> _Provided information_:
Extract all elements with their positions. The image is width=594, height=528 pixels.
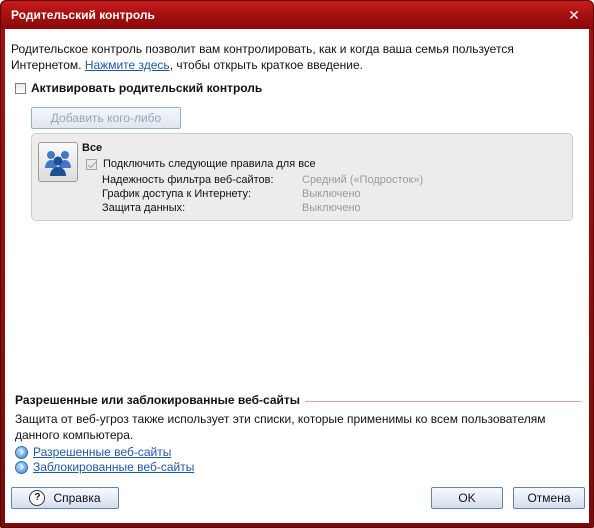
activate-checkbox[interactable]: [15, 82, 26, 94]
allowed-sites-row[interactable]: Разрешенные веб-сайты: [15, 445, 171, 459]
title-bar[interactable]: Родительский контроль ✕: [1, 1, 593, 29]
rule-name: Надежность фильтра веб-сайтов:: [102, 174, 274, 186]
help-button-label: Справка: [53, 491, 101, 505]
help-icon: ?: [29, 490, 46, 506]
profile-name: Все: [82, 142, 103, 154]
add-someone-button[interactable]: Добавить кого-либо: [31, 107, 181, 129]
activate-row[interactable]: Активировать родительский контроль: [15, 81, 262, 95]
window-title: Родительский контроль: [11, 8, 155, 22]
rule-name: Защита данных:: [102, 202, 186, 214]
rule-value: Средний («Подросток»): [302, 174, 424, 186]
dialog-content: Родительское контроль позволит вам контр…: [5, 29, 589, 523]
rules-row: Подключить следующие правила для все: [86, 158, 316, 170]
allowed-sites-link[interactable]: Разрешенные веб-сайты: [33, 445, 171, 459]
intro-text: Родительское контроль позволит вам контр…: [11, 41, 571, 73]
websites-section-title: Разрешенные или заблокированные веб-сайт…: [15, 393, 300, 407]
arrow-circle-icon: [15, 445, 28, 459]
ok-button[interactable]: OK: [431, 487, 503, 509]
websites-description: Защита от веб-угроз также использует эти…: [15, 412, 546, 442]
cancel-button[interactable]: Отмена: [513, 487, 585, 509]
intro-text-after: , чтобы открыть краткое введение.: [169, 58, 363, 72]
rules-checkbox-label: Подключить следующие правила для все: [103, 158, 316, 170]
help-button[interactable]: ? Справка: [11, 487, 119, 509]
rules-checkbox: [86, 158, 97, 170]
close-button[interactable]: ✕: [565, 6, 583, 24]
rule-name: График доступа к Интернету:: [102, 188, 252, 200]
arrow-circle-icon: [15, 460, 28, 474]
profile-panel: Все Подключить следующие правила для все…: [31, 133, 573, 221]
blocked-sites-link[interactable]: Заблокированные веб-сайты: [33, 460, 194, 474]
rule-value: Выключено: [302, 202, 361, 214]
intro-link[interactable]: Нажмите здесь: [85, 58, 170, 72]
activate-label[interactable]: Активировать родительский контроль: [31, 81, 262, 95]
blocked-sites-row[interactable]: Заблокированные веб-сайты: [15, 460, 194, 474]
parental-control-dialog: Родительский контроль ✕ Родительское кон…: [0, 0, 594, 528]
section-divider: [305, 401, 581, 402]
rule-value: Выключено: [302, 188, 361, 200]
users-icon: [38, 142, 78, 182]
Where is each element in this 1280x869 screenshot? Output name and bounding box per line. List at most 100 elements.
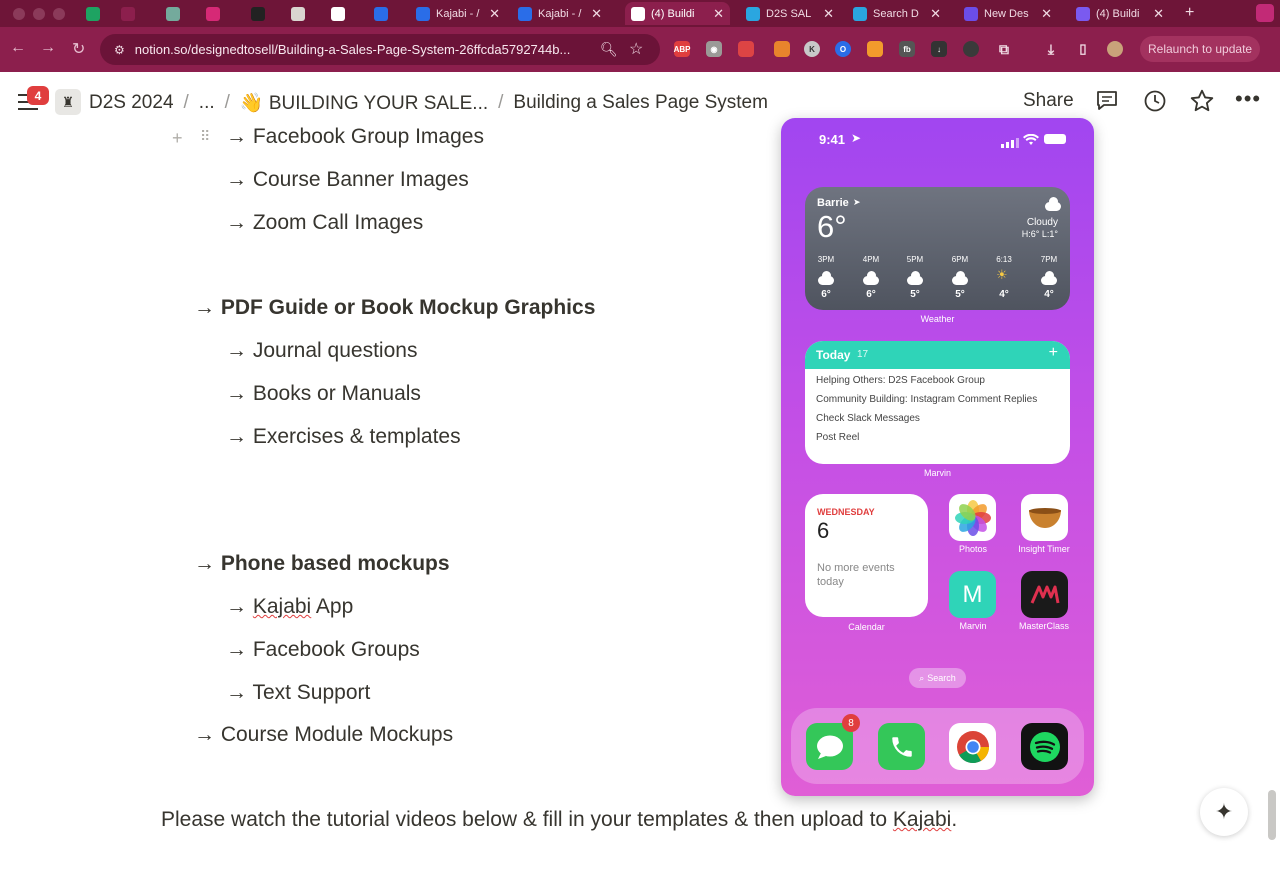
masterclass-app-icon[interactable] <box>1021 571 1068 618</box>
list-item[interactable]: → Kajabi App <box>226 595 353 619</box>
instruction-text[interactable]: Please watch the tutorial videos below &… <box>161 808 957 832</box>
insight-timer-app-icon[interactable] <box>1021 494 1068 541</box>
list-item[interactable]: → Course Banner Images <box>226 168 469 192</box>
extension-icon[interactable] <box>774 41 790 57</box>
download-extension-icon[interactable]: ↓ <box>931 41 947 57</box>
add-block-icon[interactable]: + <box>172 128 183 149</box>
url-text[interactable]: notion.so/designedtosell/Building-a-Sale… <box>135 42 605 57</box>
tab-search-button[interactable] <box>1256 4 1274 22</box>
browser-tab[interactable] <box>285 2 320 25</box>
browser-tab[interactable]: New Des ✕ <box>958 2 1058 25</box>
browser-tab[interactable] <box>325 2 365 25</box>
phone-app-icon[interactable] <box>878 723 925 770</box>
browser-tab[interactable]: D2S SAL ✕ <box>740 2 840 25</box>
list-item[interactable]: → Course Module Mockups <box>194 723 453 747</box>
browser-tab[interactable] <box>245 2 280 25</box>
close-tab-icon[interactable]: ✕ <box>930 6 941 22</box>
tab-title: Kajabi - / <box>436 7 480 20</box>
history-clock-icon[interactable] <box>1143 89 1167 119</box>
browser-tab[interactable]: Kajabi - / ✕ <box>512 2 608 25</box>
profile-avatar[interactable] <box>1107 41 1123 57</box>
calendar-widget[interactable]: WEDNESDAY 6 No more events today <box>805 494 928 617</box>
browser-tab[interactable] <box>200 2 240 25</box>
extension-icon[interactable] <box>738 41 754 57</box>
marvin-app-icon[interactable]: M <box>949 571 996 618</box>
back-button[interactable]: ← <box>10 39 26 57</box>
breadcrumb-item[interactable]: ... <box>199 92 215 114</box>
close-tab-icon[interactable]: ✕ <box>1041 6 1052 22</box>
downloads-icon[interactable]: ⤓ <box>1043 41 1059 57</box>
widget-label: Weather <box>920 314 955 324</box>
side-panel-icon[interactable]: ▯ <box>1075 41 1091 57</box>
list-item[interactable]: → Text Support <box>226 681 370 705</box>
extensions-puzzle-icon[interactable]: ⧉ <box>996 41 1012 57</box>
close-tab-icon[interactable]: ✕ <box>713 6 724 22</box>
list-item[interactable]: → Books or Manuals <box>226 382 421 406</box>
breadcrumb-item[interactable]: 👋 BUILDING YOUR SALE... <box>240 91 488 115</box>
weather-widget[interactable]: Barrie ➤ 6° Cloudy H:6° L:1° 3PM 4PM 5PM… <box>805 187 1070 310</box>
zoom-icon[interactable]: 🔍︎ <box>600 41 618 58</box>
sunset-icon: ☀ <box>996 267 1008 282</box>
extension-icon[interactable] <box>963 41 979 57</box>
breadcrumb-item[interactable]: D2S 2024 <box>89 92 174 114</box>
list-item[interactable]: → Facebook Groups <box>226 638 420 662</box>
list-item[interactable]: → Journal questions <box>226 339 417 363</box>
bookmark-star-icon[interactable]: ☆ <box>629 39 643 59</box>
list-item[interactable]: → Exercises & templates <box>226 425 461 449</box>
address-bar[interactable]: ⚙ notion.so/designedtosell/Building-a-Sa… <box>100 34 660 65</box>
browser-tab[interactable]: Search D ✕ <box>847 2 947 25</box>
browser-tab[interactable] <box>115 2 155 25</box>
spotify-app-icon[interactable] <box>1021 723 1068 770</box>
task-item: Check Slack Messages <box>816 413 920 424</box>
tab-title: Kajabi - / <box>538 7 582 20</box>
app-label: Photos <box>958 544 988 554</box>
app-label: Insight Timer <box>1018 544 1070 554</box>
more-options-icon[interactable]: ••• <box>1235 86 1261 112</box>
drag-handle-icon[interactable]: ⠿ <box>200 128 210 145</box>
browser-tab[interactable] <box>80 2 110 25</box>
opera-extension-icon[interactable]: O <box>835 41 851 57</box>
close-tab-icon[interactable]: ✕ <box>489 6 500 22</box>
k-extension-icon[interactable]: K <box>804 41 820 57</box>
reload-button[interactable]: ↻ <box>72 39 85 59</box>
marvin-widget[interactable]: Today 17 + Helping Others: D2S Facebook … <box>805 341 1070 464</box>
site-settings-icon[interactable]: ⚙ <box>114 43 125 57</box>
window-zoom-button[interactable] <box>53 8 65 20</box>
browser-tab[interactable]: (4) Buildi ✕ <box>1070 2 1170 25</box>
ai-assistant-sparkle-button[interactable]: ✦ <box>1200 788 1248 836</box>
list-item[interactable]: → Facebook Group Images <box>226 125 484 149</box>
close-tab-icon[interactable]: ✕ <box>823 6 834 22</box>
photos-app-icon[interactable] <box>949 494 996 541</box>
comments-icon[interactable] <box>1095 88 1119 118</box>
notification-badge[interactable]: 4 <box>27 86 49 105</box>
browser-tab[interactable] <box>368 2 408 25</box>
section-heading[interactable]: → Phone based mockups <box>194 552 450 576</box>
forward-button[interactable]: → <box>40 39 56 57</box>
share-button[interactable]: Share <box>1023 90 1074 112</box>
window-close-button[interactable] <box>13 8 25 20</box>
new-tab-button[interactable]: + <box>1185 4 1194 22</box>
c-icon <box>853 6 867 21</box>
list-item[interactable]: → Zoom Call Images <box>226 211 423 235</box>
relaunch-button[interactable]: Relaunch to update <box>1140 36 1261 62</box>
browser-tab[interactable]: Kajabi - / ✕ <box>410 2 506 25</box>
browser-tab[interactable] <box>160 2 195 25</box>
breadcrumb-item[interactable]: Building a Sales Page System <box>513 92 768 114</box>
location-arrow-icon: ➤ <box>851 131 862 145</box>
metamask-extension-icon[interactable] <box>867 41 883 57</box>
favorite-star-icon[interactable] <box>1189 88 1215 120</box>
spotlight-search-pill[interactable]: ⌕ Search <box>909 668 966 688</box>
window-minimize-button[interactable] <box>33 8 45 20</box>
chrome-app-icon[interactable] <box>949 723 996 770</box>
camera-extension-icon[interactable]: ◉ <box>706 41 722 57</box>
workspace-icon[interactable]: ♜ <box>55 89 81 115</box>
browser-tab[interactable]: (4) Buildi ✕ <box>625 2 730 25</box>
adblock-extension-icon[interactable]: ABP <box>674 41 690 57</box>
page-scrollbar[interactable] <box>1268 790 1276 840</box>
close-tab-icon[interactable]: ✕ <box>591 6 602 22</box>
app-label: Marvin <box>959 621 987 631</box>
phone-mockup-image[interactable]: 9:41 ➤ Barrie ➤ 6° Cloudy H:6° L:1° 3PM … <box>781 118 1094 796</box>
close-tab-icon[interactable]: ✕ <box>1153 6 1164 22</box>
fb-extension-icon[interactable]: fb <box>899 41 915 57</box>
section-heading[interactable]: → PDF Guide or Book Mockup Graphics <box>194 296 595 320</box>
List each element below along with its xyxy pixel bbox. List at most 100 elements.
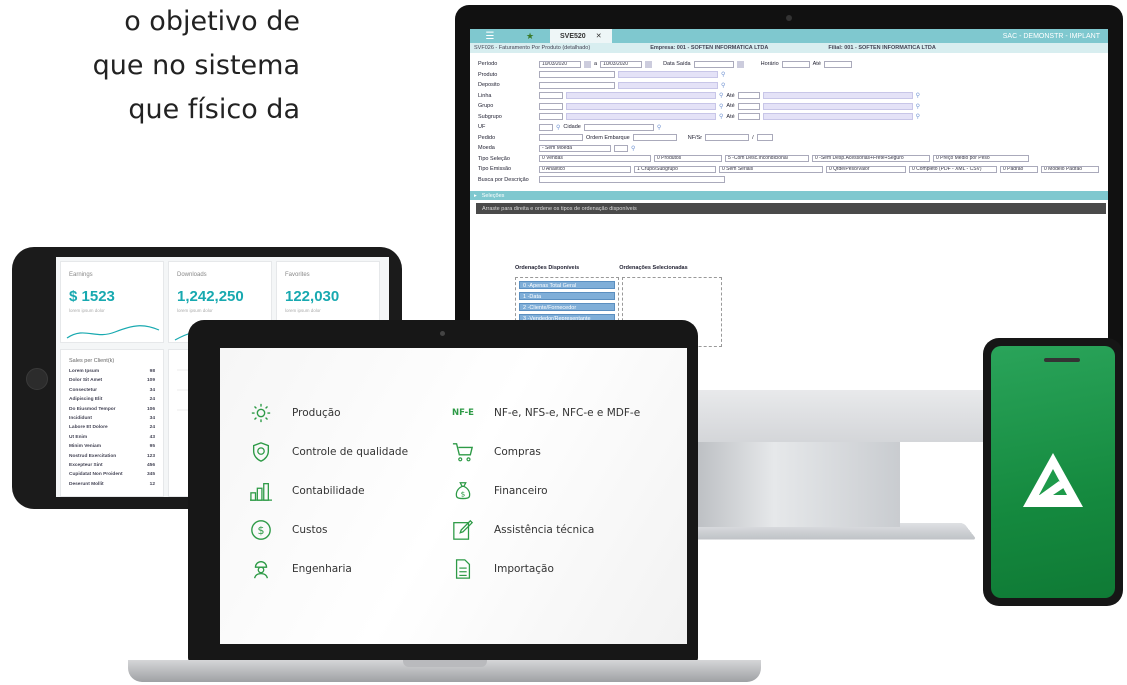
busca-input[interactable]: [539, 176, 725, 184]
search-icon[interactable]: ⚲: [631, 145, 635, 152]
linha-input[interactable]: [539, 92, 563, 100]
horario-ate-input[interactable]: [823, 60, 852, 68]
engineer-icon: [248, 556, 274, 582]
crupo-select[interactable]: 1 Crupo/Subgrupo: [634, 165, 716, 173]
calendar-icon[interactable]: [736, 60, 744, 68]
edit-icon: [450, 517, 476, 543]
ordenacoes-selecionadas-label: Ordenações Selecionadas: [619, 265, 688, 271]
periodo-start-input[interactable]: 10/03/2020: [539, 60, 581, 68]
vendas-select[interactable]: 0 Vendas: [539, 155, 651, 163]
subgrupo-ate-input[interactable]: [737, 113, 760, 121]
linha-ate-input[interactable]: [737, 92, 760, 100]
money-bag-icon: $: [450, 478, 476, 504]
list-item-value: 95: [149, 444, 155, 450]
linha-ate-desc-input[interactable]: [762, 92, 913, 100]
brand-logo-icon: [1023, 453, 1083, 507]
periodo-end-input[interactable]: 10/03/2020: [600, 60, 643, 68]
label-pedido: Pedido: [478, 134, 496, 141]
list-item-name: Excepteur Sint: [69, 462, 103, 468]
uf-input[interactable]: [539, 123, 553, 131]
search-icon[interactable]: ⚲: [657, 124, 661, 131]
search-icon[interactable]: ⚲: [719, 113, 723, 120]
produto-desc-input[interactable]: [618, 71, 718, 79]
intro-line: o objetivo de: [124, 6, 300, 37]
search-icon[interactable]: ⚲: [916, 103, 920, 110]
ordenacoes-panel: Ordenações Disponíveis Ordenações Seleci…: [515, 265, 722, 347]
subgrupo-ate-desc-input[interactable]: [762, 113, 913, 121]
selecoes-bar[interactable]: ▸ Seleções: [470, 191, 1108, 200]
search-icon[interactable]: ⚲: [916, 92, 920, 99]
produtos-select[interactable]: 0 Produtos: [654, 155, 722, 163]
stat-label: Earnings: [69, 272, 93, 278]
subgrupo-desc-input[interactable]: [566, 113, 716, 121]
label-a: a: [594, 61, 598, 68]
label-horario: Horário: [760, 61, 779, 68]
grupo-input[interactable]: [539, 102, 563, 110]
label-tipo-selecao: Tipo Seleção: [478, 155, 510, 162]
module-item[interactable]: $ Financeiro: [450, 478, 548, 504]
module-item[interactable]: Compras: [450, 439, 541, 465]
data-saida-input[interactable]: [693, 60, 734, 68]
search-icon[interactable]: ⚲: [916, 113, 920, 120]
nf-input[interactable]: [705, 134, 750, 142]
horario-input[interactable]: [781, 60, 810, 68]
module-item[interactable]: Controle de qualidade: [248, 439, 408, 465]
calendar-icon[interactable]: [584, 60, 591, 68]
tab-sve520[interactable]: SVE520 ✕: [550, 29, 612, 43]
module-item[interactable]: Contabilidade: [248, 478, 365, 504]
sem-seriais-select[interactable]: 0 Sem Seriais: [719, 165, 823, 173]
module-item[interactable]: Produção: [248, 400, 341, 426]
serie-input[interactable]: [756, 134, 773, 142]
search-icon[interactable]: ⚲: [719, 103, 723, 110]
ordem-embarque-input[interactable]: [632, 134, 677, 142]
padrao-select[interactable]: 0 Padrão: [1000, 165, 1038, 173]
completo-select[interactable]: 0 Completo (PDF - XML - CSV): [909, 165, 997, 173]
close-icon[interactable]: ✕: [596, 32, 602, 40]
deposito-input[interactable]: [539, 81, 615, 89]
imac-stand: [690, 442, 900, 527]
cidade-input[interactable]: [583, 123, 654, 131]
star-icon[interactable]: ★: [510, 29, 550, 43]
ordenacao-item[interactable]: 2 -Cliente/Fornecedor: [519, 303, 615, 311]
search-icon[interactable]: ⚲: [721, 71, 725, 78]
deposito-desc-input[interactable]: [618, 81, 718, 89]
module-item[interactable]: Engenharia: [248, 556, 352, 582]
list-item: Adipiscing Elit 24: [61, 397, 163, 406]
search-icon[interactable]: ⚲: [719, 92, 723, 99]
preco-medio-select[interactable]: 0 Preço Médio por Peso: [933, 155, 1029, 163]
linha-desc-input[interactable]: [566, 92, 716, 100]
grupo-ate-desc-input[interactable]: [762, 102, 913, 110]
calendar-icon[interactable]: [645, 60, 653, 68]
subgrupo-input[interactable]: [539, 113, 563, 121]
camera-icon: [440, 331, 445, 336]
pedido-input[interactable]: [539, 134, 583, 142]
selecoes-label: Seleções: [481, 192, 505, 199]
module-label: Importação: [494, 563, 554, 575]
search-icon[interactable]: ⚲: [556, 124, 560, 131]
module-label: Contabilidade: [292, 485, 365, 497]
moeda-code-input[interactable]: [614, 144, 628, 152]
produto-input[interactable]: [539, 71, 615, 79]
list-item-name: Adipiscing Elit: [69, 397, 103, 403]
module-item[interactable]: NF-E NF-e, NFS-e, NFC-e e MDF-e: [450, 400, 640, 426]
grupo-ate-input[interactable]: [737, 102, 760, 110]
list-item: Ut Enim 43: [61, 435, 163, 444]
module-item[interactable]: $ Custos: [248, 517, 327, 543]
ordenacao-item[interactable]: 1 -Data: [519, 292, 615, 300]
list-item: Nostrud Exercitation 123: [61, 454, 163, 463]
label-subgrupo: Subgrupo: [478, 113, 502, 120]
search-icon[interactable]: ⚲: [721, 82, 725, 89]
stat-label: Downloads: [177, 272, 207, 278]
modelo-select[interactable]: 0 Modelo Padrão: [1041, 165, 1099, 173]
module-item[interactable]: Assistência técnica: [450, 517, 594, 543]
moeda-select[interactable]: - Sem Moeda: [539, 144, 611, 152]
module-item[interactable]: Importação: [450, 556, 554, 582]
grupo-desc-input[interactable]: [566, 102, 716, 110]
sem-desp-select[interactable]: 0 -Sem Desp.Acessorias+Frete+Seguro: [812, 155, 930, 163]
menu-icon[interactable]: ☰: [470, 29, 510, 43]
com-desc-select[interactable]: 5 -Com Desc.Incondicional: [725, 155, 809, 163]
list-item: Cupidatat Non Proident 345: [61, 472, 163, 481]
analitico-select[interactable]: 0 Analítico: [539, 165, 631, 173]
ordenacao-item[interactable]: 0 -Apenas Total Geral: [519, 281, 615, 289]
qtde-select[interactable]: 0 Qtde/Peso/Valor: [826, 165, 906, 173]
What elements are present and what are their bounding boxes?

> _Requirement_: Rewrite the part of the entries that opens with the line containing "masterclass-app-icon[interactable] <box>1021 571" and closes with the line containing "extension-icon[interactable] <box>774 41", replacing "list-item" with "list-entry" and leaving everything else unchanged.

> _In response_:
masterclass-app-icon[interactable] <box>1021 571 1068 618</box>
list-entry[interactable]: → Kajabi App <box>226 595 353 619</box>
instruction-text[interactable]: Please watch the tutorial videos below &… <box>161 808 957 832</box>
insight-timer-app-icon[interactable] <box>1021 494 1068 541</box>
list-entry[interactable]: → Course Banner Images <box>226 168 469 192</box>
extension-icon[interactable] <box>774 41 790 57</box>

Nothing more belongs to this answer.